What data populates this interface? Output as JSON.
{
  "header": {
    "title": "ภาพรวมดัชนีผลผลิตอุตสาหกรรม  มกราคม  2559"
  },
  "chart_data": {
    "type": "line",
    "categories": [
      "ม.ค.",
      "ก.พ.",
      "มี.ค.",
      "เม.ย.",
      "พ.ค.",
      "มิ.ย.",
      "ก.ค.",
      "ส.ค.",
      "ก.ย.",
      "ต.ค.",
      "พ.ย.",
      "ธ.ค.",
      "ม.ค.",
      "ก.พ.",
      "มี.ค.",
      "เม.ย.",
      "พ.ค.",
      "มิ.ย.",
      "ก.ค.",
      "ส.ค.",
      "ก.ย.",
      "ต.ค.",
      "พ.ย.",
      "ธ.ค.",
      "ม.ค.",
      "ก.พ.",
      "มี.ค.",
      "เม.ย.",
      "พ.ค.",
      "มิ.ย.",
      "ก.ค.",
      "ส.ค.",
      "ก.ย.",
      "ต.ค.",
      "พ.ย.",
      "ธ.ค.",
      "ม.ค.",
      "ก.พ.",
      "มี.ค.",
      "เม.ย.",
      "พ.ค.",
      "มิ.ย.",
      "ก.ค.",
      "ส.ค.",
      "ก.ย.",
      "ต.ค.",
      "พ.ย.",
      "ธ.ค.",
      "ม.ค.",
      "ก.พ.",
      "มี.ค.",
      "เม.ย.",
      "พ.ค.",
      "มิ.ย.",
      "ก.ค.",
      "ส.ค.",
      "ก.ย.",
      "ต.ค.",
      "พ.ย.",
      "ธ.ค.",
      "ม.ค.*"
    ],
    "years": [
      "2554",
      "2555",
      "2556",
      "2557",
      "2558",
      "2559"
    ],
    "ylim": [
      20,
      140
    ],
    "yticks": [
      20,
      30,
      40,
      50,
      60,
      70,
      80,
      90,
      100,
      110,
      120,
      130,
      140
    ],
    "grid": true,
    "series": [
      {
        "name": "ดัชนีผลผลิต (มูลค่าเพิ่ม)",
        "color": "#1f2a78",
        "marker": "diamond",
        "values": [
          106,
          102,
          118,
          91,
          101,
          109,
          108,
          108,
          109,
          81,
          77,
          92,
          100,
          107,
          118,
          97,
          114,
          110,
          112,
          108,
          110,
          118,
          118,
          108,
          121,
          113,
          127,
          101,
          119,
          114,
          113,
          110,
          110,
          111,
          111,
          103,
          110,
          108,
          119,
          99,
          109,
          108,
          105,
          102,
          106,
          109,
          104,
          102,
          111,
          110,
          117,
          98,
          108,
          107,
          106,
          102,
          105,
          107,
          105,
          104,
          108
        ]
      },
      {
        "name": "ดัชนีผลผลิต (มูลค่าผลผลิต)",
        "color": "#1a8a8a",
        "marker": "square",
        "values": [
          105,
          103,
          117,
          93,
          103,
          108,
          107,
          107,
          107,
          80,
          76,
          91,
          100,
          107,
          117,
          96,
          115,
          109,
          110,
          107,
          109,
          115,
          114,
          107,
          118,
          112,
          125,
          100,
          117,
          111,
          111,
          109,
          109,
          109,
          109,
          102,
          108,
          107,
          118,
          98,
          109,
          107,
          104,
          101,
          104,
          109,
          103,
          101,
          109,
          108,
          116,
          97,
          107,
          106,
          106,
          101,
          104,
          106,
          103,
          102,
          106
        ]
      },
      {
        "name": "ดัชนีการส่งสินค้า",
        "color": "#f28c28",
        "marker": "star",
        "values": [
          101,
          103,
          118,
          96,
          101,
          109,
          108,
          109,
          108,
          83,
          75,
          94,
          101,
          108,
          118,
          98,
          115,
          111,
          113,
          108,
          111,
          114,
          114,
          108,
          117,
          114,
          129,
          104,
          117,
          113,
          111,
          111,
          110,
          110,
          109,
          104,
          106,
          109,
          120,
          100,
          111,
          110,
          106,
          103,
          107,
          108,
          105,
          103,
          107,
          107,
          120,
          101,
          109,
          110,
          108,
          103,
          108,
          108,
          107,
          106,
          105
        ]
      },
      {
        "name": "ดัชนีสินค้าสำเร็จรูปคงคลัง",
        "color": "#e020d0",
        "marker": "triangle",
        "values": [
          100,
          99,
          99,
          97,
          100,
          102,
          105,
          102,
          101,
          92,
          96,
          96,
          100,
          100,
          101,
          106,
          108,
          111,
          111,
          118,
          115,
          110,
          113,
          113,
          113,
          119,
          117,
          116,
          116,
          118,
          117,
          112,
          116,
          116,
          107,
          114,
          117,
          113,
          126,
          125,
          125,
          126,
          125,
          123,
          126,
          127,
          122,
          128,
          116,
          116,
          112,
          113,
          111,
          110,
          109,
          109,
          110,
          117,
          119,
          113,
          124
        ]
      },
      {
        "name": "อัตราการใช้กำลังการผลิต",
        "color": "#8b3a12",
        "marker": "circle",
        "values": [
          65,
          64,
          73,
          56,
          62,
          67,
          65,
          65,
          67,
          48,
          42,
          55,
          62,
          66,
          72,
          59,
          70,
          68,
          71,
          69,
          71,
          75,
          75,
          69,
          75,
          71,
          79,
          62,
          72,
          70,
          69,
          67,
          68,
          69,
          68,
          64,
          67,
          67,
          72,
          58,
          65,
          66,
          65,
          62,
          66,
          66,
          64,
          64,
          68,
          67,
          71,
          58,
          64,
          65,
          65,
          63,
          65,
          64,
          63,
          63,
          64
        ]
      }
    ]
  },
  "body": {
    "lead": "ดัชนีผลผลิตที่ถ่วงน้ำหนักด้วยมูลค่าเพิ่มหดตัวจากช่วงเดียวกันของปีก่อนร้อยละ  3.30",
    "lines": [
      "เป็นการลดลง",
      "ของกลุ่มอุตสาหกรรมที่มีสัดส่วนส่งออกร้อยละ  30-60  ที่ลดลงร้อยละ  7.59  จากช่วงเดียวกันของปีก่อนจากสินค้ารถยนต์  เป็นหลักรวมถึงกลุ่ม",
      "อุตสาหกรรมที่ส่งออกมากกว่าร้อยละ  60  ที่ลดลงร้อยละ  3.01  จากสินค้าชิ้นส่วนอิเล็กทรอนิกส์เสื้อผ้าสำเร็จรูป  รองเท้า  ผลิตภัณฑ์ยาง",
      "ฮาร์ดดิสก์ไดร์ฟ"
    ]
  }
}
■ ■ ■ ■ ■ ■ ■
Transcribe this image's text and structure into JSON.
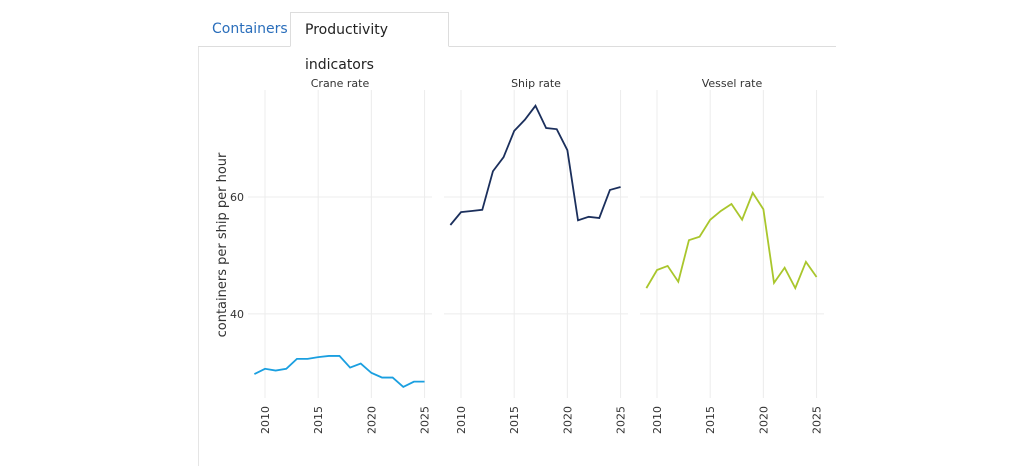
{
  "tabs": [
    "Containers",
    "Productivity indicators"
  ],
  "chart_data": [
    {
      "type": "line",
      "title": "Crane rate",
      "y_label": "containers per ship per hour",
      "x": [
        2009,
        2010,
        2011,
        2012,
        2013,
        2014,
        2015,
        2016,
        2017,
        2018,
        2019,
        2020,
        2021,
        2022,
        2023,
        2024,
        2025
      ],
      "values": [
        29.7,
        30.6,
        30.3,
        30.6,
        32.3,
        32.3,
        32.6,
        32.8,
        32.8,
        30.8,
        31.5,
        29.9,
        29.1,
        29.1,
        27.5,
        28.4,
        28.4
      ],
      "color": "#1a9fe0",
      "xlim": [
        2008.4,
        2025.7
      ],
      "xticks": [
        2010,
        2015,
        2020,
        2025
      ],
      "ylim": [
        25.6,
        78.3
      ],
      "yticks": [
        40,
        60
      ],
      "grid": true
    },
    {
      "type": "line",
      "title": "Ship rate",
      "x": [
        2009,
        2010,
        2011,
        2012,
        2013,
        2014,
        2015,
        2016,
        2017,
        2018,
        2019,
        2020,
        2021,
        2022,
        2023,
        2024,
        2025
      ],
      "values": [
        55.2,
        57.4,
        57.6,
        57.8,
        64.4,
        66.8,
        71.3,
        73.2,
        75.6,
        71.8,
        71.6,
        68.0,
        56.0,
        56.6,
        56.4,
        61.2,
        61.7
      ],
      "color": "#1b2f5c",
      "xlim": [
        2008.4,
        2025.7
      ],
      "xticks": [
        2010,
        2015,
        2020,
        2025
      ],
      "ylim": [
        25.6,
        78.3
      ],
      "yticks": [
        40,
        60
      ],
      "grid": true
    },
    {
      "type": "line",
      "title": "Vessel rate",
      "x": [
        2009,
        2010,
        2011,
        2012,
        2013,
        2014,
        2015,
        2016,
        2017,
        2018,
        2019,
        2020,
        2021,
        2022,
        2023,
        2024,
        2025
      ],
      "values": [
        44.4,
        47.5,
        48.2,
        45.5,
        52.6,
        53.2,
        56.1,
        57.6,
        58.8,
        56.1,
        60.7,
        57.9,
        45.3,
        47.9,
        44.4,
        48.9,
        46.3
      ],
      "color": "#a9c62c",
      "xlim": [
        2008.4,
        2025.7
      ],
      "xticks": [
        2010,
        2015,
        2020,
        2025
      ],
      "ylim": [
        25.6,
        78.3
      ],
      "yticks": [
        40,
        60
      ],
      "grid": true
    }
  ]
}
■ ■ ■ ■ ■ ■ ■
TASK => Extract every line of the records above that contains the word "this".

SOLUTION TO THE PROBLEM =>
What data populates this interface? Output as JSON.
Transcribe this image's text and structure into JSON.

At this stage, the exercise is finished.